PAGE EXCERPT

• • • • •

Yield prediction of Buchwald–Hartwig coupling reactions using chemically meaningful descriptors. A) The target Buchwald–Hartwig coupling reaction and the defined reaction space. B) The chemically meaningful descriptors and dimension. C) The model performance.

The influence of chemical vibration on organic reaction performance has also been identified by Sigman et al. ^[39] The knowledge‐based chemical descriptors and RF algorithm provided a satisfying yield prediction model with a R² of 0.92 and a RMSE of 7.8 % on a 70/30 split of training and test data (Figure 6C). The authors also examined the challenging extrapolative prediction task. The dataset was split based on additives. The training set was composed of data from 14 additives, while the test set includes the rest data of 8 additives, which were not present in the training set. Even though the additives of the test set were not seen by the model during training, all the R² values of the predictions are still higher than 0.70. This work by Doyle showed the predictive power of knowledge‐based chemical descriptors and ML models in organic synthesis, which was able to make accurate yield prediction that is challenging for a human chemist.

In addition to reaction yield, enantioselectivity can also be predicted in a robust fashion by knowledge‐based descriptor design and ML. Using chiral phosphoric acid‐catalyzed thiol addition to N‐acyl imines as the model reaction, Denmark showed the power of ML prediction in asymmetric catalysis (Figure 7). ^[20] The reaction space includes 1075 asymmetric transformations, considering the variations of 5 imines, 5 thiols, and 43 BINOL phosphoric acids (BPA) catalysts (Figure 7A). Due to the critical role of the steric environment on chiral induction, the authors developed a novel steric descriptor called average steric occupancy (ASO). By aligning the BPAs with the common scaffold in a grid box (Figure 7B), ASO measures the steric occupancy in each grid (0 for vacant, 1 for occupied). After averaging the steric occupancies of conformers, the generated ASO is a 16384‐dimension vector with float numbers between 0 to 1. In addition to the judicious design of ASO, the authors also applied the electrostatic potential (ESP) as a stereoelectronic descriptor. The vectorization of BPA catalysts was further truncated by removing the redundant features that are identical for the studied BPAs. Using the SVM algorithm, excellent prediction accuracy was achieved; the SVM model based on 475 random training data gave predictions with only 0.152 kcal/mol MAE for the remaining 600 test reactions (Figure 7C). In addition to the prediction in random data splitting, the authors trained a deep feed‐forward neural network (DFNN) model that is able to make out‐of‐range (OOR) predictions. This model, trained with data below 80 % enantiomeric excess (e. e.), can provide a remarkable prediction accuracy of 0.33 kcal/mol MAE for test sets above 80 % e. e. (Figure 7C). This extrapolative ability for OOR prediction is highly desirable in organic synthesis, considering the context of synthetic methodology optimization.

• • • • •

ENTRIES SUPPLIED
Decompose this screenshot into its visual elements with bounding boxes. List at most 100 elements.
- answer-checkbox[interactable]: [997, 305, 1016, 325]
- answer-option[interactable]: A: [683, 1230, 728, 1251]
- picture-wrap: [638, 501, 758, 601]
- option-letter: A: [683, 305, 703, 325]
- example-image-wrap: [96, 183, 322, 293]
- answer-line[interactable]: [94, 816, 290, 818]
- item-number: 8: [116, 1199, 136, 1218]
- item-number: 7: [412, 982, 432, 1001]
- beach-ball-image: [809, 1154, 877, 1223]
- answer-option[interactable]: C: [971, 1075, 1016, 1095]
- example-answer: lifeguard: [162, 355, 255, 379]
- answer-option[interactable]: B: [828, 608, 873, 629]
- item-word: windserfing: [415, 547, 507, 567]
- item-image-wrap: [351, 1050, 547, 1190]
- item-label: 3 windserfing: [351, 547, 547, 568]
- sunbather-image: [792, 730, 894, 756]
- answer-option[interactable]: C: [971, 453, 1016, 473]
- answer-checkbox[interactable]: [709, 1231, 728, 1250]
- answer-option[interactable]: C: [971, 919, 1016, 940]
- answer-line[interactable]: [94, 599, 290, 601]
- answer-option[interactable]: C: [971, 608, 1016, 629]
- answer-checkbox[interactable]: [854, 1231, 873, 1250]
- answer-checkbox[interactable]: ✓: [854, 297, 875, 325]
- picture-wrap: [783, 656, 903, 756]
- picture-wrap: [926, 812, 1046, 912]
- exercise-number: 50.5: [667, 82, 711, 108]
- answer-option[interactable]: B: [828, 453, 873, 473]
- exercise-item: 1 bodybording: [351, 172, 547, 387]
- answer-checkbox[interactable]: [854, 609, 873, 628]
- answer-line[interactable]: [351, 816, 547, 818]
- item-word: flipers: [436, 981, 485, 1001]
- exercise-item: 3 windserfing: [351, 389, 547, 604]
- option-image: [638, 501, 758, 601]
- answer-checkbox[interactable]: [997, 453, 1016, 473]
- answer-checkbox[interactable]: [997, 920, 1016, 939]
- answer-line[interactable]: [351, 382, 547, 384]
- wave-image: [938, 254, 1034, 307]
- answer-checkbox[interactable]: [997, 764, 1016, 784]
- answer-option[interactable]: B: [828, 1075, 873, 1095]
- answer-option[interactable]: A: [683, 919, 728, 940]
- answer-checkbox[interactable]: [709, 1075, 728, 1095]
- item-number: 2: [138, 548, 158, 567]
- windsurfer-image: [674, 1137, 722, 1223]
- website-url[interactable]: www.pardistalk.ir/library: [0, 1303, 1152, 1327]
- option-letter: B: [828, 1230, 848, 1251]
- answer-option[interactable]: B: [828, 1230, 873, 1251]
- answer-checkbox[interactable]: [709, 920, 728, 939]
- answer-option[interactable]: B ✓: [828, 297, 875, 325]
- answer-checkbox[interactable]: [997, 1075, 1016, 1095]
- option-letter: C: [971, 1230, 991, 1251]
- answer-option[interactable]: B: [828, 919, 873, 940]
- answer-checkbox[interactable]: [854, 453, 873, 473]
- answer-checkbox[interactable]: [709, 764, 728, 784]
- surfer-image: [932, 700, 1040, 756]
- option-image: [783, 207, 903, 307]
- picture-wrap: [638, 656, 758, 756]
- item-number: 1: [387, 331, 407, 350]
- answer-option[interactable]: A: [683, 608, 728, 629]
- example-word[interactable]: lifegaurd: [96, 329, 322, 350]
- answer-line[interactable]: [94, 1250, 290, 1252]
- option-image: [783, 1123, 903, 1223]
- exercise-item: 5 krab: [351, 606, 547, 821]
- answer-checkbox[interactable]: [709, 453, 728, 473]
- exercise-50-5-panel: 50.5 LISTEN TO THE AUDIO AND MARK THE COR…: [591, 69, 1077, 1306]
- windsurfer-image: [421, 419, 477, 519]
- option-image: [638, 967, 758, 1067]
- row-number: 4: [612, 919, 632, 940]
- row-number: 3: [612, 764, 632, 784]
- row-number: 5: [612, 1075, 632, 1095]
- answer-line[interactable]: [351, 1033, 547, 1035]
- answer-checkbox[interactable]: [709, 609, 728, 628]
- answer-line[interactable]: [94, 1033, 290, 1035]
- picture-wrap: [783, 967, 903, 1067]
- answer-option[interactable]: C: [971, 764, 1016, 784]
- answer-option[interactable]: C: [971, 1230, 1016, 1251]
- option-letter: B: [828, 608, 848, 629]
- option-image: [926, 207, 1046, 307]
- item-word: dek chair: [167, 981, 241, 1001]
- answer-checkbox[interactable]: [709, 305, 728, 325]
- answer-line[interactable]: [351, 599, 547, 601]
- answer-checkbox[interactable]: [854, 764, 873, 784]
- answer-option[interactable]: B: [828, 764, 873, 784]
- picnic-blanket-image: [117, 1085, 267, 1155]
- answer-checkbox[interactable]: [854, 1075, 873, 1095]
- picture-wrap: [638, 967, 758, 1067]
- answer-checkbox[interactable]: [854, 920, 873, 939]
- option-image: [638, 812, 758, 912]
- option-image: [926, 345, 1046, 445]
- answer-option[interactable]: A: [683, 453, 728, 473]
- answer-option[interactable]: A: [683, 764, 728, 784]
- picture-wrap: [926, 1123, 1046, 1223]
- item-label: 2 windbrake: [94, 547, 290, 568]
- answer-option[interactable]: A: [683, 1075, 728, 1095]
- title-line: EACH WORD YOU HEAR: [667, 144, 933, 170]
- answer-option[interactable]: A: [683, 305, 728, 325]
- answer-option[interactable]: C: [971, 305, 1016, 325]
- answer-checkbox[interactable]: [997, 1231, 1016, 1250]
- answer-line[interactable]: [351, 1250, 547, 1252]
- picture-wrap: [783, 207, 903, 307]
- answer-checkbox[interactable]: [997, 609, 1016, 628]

• • • • •

TASKS AND EXERCISES
1 - Reproduce the passage on machine-learning reaction prediction word for word, everything from "Yield prediction of" down to "The model performance.".
2 - Resume the passage on machine-learning reaction prediction, starting right after its last sentence.

TASK ANSWERS
1 -
Yield prediction of Buchwald–Hartwig coupling reactions using chemically meaningful descriptors. A) The target Buchwald–Hartwig coupling reaction and the defined reaction space. B) The chemically meaningful descriptors and dimension. C) The model performance.

2 -
Figure 7.

Enantioselectivity prediction of phosphoric acid‐catalyzed asymmetric imine addition reactions using designed descriptors for chiral environment. A) The target asymmetric imine addition reaction and the defined reaction space. B) The chemically meaningful molecular representation by ASO and ESP. C) The model performance.

ML can also make reliable predictions without a complete dataset of synthetic space. In 2019, Sigman and co‐workers realized ML prediction of enantioselectivity, focusing on asymmetric phosphoric acid‐catalyzed nucleophilic addition of imines (Figure 8). ^[19] They curated a dataset of 367 asymmetric transformations from literature reports. This dataset covers a fairly large synthetic space, containing 180 imines, 54 nucleophiles, 18 catalysts, 12 solvents, and additional changes in reaction conditions (Figure 8A). By careful interpretation of the reaction mechanism and evaluation of possible descriptors, the authors found that six important features were enough to encode each reaction component (Figure 8B). These descriptors include the Balaban‐type index, natural bond orbital (NBO) related parameters, nucleophile's bond angle, and steric descriptors of the catalyst. These carefully selected descriptors are highly related to the determination of enantioselectivity. Using the multilinear regression (MLR) algorithm, the ML model is able to achieve a convincing regression performance with a R² of 0.85 in the leave‐one‐out (LOO) analysis (Figure 8C). The trained coefficients reflected the influence of each chemical descriptor on the overall enantioselectivity prediction. Building on the success of the MLR model, the authors further validated the extrapolative prediction ability where the unseen reactions were correctly predicted within an error of only 5 % e. e. (Figure 8C).

Figure 8.

Multi‐variant‐linear prediction of enantioselectivity of asymmetric nucleophilic addition of imines using designed chemical descriptors. A) The target asymmetric nucleophilic addition of imines reaction and the defined reaction space. B) The chemically meaningful encoding by several selected parameters. C) The model performance.

This highlights the transferability across chemically relevant organic transformations, allowing the desired prediction using existing data of a known reaction to be used for the performance evaluation of a new reaction.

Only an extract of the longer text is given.